WORK INSTRUCTIONS: Convert the records from their first line through the line that contains "y-tick-label: 10 xyxy=(73,368,107,399)", inclusive, into a JSON list of strings with one string per line, omitting blank lines.

ROWS:
::::::
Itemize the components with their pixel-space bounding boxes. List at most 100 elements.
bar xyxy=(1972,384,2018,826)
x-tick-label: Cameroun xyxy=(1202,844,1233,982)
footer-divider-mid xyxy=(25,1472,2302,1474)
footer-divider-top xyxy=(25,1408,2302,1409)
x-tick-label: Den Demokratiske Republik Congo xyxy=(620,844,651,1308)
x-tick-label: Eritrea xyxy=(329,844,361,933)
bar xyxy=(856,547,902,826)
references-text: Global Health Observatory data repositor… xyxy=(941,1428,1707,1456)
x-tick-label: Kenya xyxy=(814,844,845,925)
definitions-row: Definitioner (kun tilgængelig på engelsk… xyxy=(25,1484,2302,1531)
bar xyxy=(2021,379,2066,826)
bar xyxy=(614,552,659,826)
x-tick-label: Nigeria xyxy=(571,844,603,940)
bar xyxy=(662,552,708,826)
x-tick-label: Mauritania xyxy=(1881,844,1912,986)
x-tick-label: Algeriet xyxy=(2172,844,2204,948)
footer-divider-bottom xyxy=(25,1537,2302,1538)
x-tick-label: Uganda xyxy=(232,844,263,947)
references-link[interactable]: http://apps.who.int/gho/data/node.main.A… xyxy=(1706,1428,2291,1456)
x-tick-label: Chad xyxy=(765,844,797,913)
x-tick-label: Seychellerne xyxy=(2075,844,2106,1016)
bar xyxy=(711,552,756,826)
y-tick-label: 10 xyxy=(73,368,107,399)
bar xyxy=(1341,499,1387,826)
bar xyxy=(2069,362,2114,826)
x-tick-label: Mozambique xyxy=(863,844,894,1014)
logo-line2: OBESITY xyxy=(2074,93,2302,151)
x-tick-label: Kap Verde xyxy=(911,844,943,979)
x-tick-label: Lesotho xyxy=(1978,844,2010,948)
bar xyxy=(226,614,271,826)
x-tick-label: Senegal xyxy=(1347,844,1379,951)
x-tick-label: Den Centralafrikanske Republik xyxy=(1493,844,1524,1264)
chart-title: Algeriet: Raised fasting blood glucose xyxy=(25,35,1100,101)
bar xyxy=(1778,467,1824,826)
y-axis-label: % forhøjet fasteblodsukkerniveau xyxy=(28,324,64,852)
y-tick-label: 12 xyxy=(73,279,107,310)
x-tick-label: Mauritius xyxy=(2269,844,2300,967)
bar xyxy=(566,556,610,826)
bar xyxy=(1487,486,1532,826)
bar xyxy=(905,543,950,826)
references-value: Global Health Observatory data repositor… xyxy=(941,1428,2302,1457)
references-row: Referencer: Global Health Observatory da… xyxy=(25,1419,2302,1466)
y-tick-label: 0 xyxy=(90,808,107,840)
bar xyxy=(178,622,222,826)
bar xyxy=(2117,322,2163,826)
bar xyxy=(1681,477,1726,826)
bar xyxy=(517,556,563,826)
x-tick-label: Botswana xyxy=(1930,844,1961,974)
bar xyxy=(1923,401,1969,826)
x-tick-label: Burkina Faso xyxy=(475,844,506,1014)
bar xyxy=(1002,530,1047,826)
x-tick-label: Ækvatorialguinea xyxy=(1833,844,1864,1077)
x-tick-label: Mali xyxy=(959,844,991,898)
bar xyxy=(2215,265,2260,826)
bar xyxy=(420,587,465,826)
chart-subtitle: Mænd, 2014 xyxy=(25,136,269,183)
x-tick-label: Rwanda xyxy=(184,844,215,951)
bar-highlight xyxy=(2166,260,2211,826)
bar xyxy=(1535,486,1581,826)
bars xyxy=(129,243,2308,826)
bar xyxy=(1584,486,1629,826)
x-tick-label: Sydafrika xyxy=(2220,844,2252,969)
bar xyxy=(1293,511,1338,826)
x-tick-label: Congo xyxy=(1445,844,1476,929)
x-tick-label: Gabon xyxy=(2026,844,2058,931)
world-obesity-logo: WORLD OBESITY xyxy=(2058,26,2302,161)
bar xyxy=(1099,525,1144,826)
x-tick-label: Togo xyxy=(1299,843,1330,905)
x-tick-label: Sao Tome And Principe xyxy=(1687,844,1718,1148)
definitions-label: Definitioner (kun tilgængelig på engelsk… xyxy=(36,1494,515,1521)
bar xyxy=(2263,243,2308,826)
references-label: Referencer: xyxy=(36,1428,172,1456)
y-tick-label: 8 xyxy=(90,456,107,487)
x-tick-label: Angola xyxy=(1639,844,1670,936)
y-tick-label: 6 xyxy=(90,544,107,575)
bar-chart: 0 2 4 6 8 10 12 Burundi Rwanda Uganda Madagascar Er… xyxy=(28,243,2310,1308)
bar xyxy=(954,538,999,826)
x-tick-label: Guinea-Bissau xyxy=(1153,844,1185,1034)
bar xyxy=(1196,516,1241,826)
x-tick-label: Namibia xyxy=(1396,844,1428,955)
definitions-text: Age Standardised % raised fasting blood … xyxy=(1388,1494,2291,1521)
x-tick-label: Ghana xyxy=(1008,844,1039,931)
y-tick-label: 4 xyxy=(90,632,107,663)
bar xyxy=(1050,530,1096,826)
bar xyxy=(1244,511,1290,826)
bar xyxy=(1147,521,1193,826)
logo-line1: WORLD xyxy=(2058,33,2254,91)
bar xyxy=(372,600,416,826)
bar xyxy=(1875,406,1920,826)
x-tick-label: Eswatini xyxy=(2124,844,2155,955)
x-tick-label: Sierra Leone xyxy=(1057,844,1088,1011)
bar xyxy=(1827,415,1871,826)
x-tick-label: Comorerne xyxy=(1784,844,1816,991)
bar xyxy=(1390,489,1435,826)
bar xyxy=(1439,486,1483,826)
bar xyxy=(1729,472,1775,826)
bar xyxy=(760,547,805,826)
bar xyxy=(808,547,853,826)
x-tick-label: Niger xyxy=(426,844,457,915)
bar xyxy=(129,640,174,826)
::::::
COMPLETED EXERCISE:
[
  "Itemize the components with their pixel-space bounding boxes. List at most 100 elements.",
  "bar xyxy=(1972,384,2018,826)",
  "x-tick-label: Cameroun xyxy=(1202,844,1233,982)",
  "footer-divider-mid xyxy=(25,1472,2302,1474)",
  "footer-divider-top xyxy=(25,1408,2302,1409)",
  "x-tick-label: Den Demokratiske Republik Congo xyxy=(620,844,651,1308)",
  "x-tick-label: Eritrea xyxy=(329,844,361,933)",
  "bar xyxy=(856,547,902,826)",
  "references-text: Global Health Observatory data repositor… xyxy=(941,1428,1707,1456)",
  "x-tick-label: Kenya xyxy=(814,844,845,925)",
  "definitions-row: Definitioner (kun tilgængelig på engelsk… xyxy=(25,1484,2302,1531)",
  "bar xyxy=(2021,379,2066,826)",
  "bar xyxy=(614,552,659,826)",
  "x-tick-label: Nigeria xyxy=(571,844,603,940)",
  "bar xyxy=(662,552,708,826)",
  "x-tick-label: Mauritania xyxy=(1881,844,1912,986)",
  "x-tick-label: Algeriet xyxy=(2172,844,2204,948)",
  "footer-divider-bottom xyxy=(25,1537,2302,1538)",
  "x-tick-label: Uganda xyxy=(232,844,263,947)",
  "references-link[interactable]: http://apps.who.int/gho/data/node.main.A… xyxy=(1706,1428,2291,1456)",
  "x-tick-label: Chad xyxy=(765,844,797,913)",
  "x-tick-label: Seychellerne xyxy=(2075,844,2106,1016)",
  "bar xyxy=(711,552,756,826)",
  "y-tick-label: 10 xyxy=(73,368,107,399)"
]